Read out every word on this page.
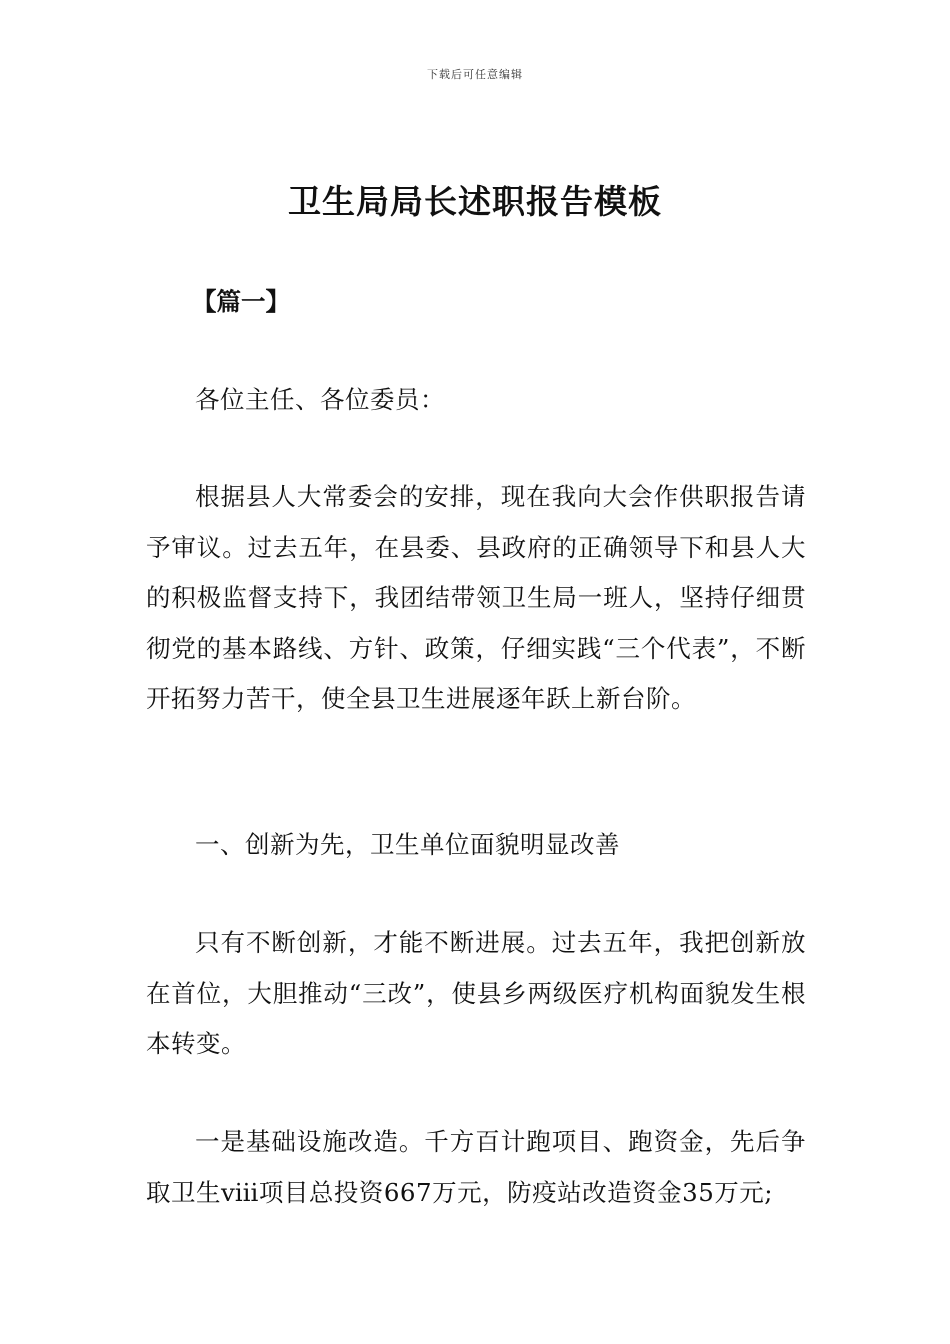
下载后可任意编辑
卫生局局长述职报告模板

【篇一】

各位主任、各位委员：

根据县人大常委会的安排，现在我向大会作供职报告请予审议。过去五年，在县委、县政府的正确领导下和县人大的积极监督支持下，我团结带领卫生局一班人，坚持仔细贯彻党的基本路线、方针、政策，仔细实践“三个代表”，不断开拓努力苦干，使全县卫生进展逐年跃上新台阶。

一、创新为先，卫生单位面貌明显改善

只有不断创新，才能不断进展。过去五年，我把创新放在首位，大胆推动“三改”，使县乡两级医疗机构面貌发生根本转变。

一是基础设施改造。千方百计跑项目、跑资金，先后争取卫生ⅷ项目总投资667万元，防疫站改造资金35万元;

#####

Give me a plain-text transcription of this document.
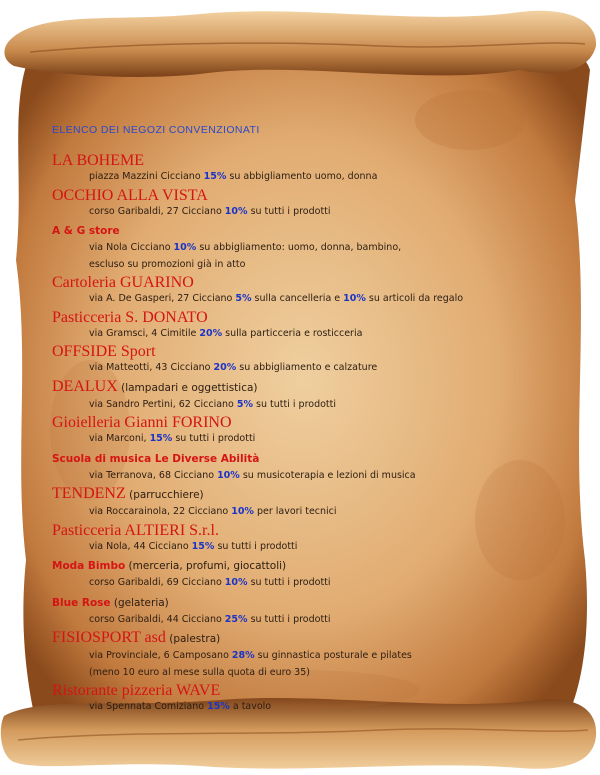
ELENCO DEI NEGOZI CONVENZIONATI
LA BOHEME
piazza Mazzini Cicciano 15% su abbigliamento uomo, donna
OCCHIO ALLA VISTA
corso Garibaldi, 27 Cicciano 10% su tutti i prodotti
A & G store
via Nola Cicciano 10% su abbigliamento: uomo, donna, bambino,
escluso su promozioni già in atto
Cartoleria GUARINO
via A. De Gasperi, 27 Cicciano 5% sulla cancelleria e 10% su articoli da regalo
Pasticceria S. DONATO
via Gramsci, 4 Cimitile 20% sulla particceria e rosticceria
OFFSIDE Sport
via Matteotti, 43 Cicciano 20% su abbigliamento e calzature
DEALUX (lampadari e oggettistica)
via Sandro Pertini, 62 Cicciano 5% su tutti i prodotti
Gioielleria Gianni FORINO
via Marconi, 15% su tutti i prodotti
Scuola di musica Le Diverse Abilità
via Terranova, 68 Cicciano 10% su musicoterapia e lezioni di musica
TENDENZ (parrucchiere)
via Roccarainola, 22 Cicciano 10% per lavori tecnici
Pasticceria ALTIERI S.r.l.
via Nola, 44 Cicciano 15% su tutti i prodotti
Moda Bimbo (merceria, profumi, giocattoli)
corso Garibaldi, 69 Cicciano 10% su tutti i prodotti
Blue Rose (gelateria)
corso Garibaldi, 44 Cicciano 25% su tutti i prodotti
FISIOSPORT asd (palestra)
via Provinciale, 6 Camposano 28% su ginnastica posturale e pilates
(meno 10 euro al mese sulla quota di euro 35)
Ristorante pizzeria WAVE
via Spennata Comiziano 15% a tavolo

#####

■ Challenge:
Check every line of the records above for the string "Pasticceria" and say how many contain it, giving the number alone.

■ Output of the task:
2